Exercise aim →
Return each line that holds the word "Idaho".
-- START OF Source material --
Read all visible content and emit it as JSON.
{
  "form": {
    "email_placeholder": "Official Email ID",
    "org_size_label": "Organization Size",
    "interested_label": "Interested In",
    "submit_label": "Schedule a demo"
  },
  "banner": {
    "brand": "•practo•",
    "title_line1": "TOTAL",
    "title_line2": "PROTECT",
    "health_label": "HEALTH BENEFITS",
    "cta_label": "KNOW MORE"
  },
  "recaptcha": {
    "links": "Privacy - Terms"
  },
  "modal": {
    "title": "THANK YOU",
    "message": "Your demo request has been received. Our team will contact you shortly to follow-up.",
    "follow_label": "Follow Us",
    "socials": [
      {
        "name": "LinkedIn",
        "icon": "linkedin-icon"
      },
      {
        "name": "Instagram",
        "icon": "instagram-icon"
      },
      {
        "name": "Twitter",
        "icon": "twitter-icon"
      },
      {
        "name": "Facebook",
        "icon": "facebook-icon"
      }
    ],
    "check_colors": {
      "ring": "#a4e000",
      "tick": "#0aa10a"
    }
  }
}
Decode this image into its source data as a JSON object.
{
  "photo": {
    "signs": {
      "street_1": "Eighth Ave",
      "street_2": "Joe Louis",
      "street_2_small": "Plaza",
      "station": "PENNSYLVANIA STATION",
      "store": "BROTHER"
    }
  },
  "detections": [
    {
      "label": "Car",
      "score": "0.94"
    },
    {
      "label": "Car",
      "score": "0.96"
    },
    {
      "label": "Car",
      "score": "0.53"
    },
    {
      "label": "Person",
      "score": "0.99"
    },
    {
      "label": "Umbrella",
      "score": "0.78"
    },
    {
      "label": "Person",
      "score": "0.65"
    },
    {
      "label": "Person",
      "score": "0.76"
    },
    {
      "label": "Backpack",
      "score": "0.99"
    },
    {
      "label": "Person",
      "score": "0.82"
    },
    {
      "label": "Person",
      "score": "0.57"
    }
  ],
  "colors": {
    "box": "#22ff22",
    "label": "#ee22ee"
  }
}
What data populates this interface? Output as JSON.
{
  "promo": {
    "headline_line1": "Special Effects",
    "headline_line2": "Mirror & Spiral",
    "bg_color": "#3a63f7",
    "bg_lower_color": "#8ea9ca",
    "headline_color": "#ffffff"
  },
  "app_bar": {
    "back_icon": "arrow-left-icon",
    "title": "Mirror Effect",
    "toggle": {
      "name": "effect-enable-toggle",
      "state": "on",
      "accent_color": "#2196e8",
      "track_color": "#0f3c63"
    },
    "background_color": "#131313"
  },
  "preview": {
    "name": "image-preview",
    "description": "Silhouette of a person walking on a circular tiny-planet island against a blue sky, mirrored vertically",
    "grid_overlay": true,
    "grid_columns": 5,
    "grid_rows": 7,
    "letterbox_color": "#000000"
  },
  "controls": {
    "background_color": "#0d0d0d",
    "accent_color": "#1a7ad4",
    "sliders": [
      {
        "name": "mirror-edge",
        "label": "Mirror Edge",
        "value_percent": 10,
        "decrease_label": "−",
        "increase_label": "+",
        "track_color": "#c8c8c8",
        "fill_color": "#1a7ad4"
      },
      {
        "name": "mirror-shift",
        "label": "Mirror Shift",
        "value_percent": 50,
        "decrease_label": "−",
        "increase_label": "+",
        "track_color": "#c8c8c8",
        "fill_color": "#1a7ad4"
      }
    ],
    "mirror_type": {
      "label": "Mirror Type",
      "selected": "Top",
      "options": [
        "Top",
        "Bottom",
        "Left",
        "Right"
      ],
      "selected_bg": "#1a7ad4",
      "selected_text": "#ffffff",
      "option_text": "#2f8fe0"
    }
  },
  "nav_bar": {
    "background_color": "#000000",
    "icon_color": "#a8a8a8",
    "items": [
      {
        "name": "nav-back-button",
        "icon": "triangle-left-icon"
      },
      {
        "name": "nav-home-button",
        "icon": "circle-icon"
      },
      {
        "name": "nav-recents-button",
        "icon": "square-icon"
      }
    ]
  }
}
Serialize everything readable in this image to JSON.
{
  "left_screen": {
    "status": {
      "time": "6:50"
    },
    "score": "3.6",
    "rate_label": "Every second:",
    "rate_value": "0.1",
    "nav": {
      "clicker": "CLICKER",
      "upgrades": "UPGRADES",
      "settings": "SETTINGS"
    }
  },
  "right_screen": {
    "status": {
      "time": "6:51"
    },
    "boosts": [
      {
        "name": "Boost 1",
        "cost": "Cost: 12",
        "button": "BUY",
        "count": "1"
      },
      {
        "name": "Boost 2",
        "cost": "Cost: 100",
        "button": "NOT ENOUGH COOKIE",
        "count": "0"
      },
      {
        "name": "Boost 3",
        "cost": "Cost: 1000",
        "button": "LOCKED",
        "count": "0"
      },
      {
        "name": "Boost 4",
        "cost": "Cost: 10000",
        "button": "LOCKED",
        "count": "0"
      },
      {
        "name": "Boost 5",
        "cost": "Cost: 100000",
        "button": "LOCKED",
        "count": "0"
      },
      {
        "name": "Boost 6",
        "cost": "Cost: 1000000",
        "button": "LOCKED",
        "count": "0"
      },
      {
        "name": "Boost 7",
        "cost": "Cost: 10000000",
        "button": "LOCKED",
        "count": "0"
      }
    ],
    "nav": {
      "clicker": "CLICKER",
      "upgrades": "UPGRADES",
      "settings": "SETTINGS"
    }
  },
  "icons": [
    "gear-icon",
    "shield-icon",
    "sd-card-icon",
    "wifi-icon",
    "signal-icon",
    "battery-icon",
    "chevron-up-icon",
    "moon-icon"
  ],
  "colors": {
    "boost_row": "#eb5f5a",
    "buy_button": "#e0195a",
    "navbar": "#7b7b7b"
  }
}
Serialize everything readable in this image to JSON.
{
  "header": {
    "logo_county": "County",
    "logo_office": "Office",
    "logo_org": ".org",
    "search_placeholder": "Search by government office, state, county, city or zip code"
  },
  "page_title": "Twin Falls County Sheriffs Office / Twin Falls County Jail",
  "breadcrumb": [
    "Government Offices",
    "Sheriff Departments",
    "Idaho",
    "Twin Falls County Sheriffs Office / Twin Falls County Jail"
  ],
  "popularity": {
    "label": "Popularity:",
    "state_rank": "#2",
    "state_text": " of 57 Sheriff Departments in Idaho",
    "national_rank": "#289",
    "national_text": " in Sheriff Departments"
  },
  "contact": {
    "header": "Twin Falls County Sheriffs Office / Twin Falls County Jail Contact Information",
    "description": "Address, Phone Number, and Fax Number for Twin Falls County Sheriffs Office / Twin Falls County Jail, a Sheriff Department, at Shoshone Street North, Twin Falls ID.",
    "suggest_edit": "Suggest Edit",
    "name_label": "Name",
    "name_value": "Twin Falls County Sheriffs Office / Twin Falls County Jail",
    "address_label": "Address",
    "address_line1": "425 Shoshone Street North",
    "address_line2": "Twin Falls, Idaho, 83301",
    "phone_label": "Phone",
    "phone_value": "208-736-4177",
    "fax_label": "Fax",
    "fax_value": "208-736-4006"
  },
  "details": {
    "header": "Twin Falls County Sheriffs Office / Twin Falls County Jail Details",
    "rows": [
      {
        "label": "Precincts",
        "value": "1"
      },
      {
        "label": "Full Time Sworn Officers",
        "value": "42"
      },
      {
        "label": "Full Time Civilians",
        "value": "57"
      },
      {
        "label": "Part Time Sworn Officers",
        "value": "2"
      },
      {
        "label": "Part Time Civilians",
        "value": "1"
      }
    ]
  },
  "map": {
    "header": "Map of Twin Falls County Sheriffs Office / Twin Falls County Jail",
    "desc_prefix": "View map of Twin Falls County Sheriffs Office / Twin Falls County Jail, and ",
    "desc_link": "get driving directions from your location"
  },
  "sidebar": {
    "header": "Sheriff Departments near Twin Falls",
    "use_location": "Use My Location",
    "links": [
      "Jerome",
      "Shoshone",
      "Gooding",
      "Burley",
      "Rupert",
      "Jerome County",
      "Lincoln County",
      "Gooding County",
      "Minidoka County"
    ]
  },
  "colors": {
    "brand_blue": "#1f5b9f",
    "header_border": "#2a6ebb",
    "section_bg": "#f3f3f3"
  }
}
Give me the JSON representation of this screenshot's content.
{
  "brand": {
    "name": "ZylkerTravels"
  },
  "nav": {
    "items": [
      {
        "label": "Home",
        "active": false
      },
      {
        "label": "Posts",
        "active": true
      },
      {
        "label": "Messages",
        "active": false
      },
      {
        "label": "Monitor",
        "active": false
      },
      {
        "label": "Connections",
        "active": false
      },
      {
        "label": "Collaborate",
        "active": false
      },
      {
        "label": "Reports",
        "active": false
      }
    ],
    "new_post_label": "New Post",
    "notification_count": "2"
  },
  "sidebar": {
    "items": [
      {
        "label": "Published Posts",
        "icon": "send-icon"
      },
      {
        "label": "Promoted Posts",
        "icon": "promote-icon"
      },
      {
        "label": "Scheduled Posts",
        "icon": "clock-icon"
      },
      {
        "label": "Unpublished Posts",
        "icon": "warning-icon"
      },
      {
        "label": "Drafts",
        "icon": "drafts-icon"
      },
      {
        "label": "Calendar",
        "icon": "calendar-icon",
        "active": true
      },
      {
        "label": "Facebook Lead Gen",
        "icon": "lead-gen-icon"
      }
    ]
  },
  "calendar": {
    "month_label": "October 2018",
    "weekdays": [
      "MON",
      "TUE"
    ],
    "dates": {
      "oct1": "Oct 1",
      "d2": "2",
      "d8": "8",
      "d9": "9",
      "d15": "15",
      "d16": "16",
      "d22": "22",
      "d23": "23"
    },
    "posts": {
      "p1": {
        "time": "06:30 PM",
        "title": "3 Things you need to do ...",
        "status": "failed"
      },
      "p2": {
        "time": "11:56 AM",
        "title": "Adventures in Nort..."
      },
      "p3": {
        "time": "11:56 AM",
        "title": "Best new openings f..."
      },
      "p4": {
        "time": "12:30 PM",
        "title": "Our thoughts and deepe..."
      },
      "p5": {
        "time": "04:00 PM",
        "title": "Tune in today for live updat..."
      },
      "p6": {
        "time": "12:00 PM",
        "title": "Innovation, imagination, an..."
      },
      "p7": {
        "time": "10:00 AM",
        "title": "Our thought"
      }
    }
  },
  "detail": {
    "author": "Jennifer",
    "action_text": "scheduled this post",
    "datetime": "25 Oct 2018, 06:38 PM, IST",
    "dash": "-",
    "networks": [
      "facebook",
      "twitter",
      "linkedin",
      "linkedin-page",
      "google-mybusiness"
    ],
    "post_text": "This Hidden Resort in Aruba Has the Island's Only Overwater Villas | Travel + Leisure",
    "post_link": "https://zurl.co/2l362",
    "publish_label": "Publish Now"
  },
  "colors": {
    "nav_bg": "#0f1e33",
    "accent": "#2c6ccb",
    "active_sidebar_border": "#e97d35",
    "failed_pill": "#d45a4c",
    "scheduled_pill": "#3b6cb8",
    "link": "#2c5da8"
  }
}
-- END OF Source material --
Complete output →
    "Idaho",
    "state_text": " of 57 Sheriff Departments in Idaho",
    "address_line2": "Twin Falls, Idaho, 83301",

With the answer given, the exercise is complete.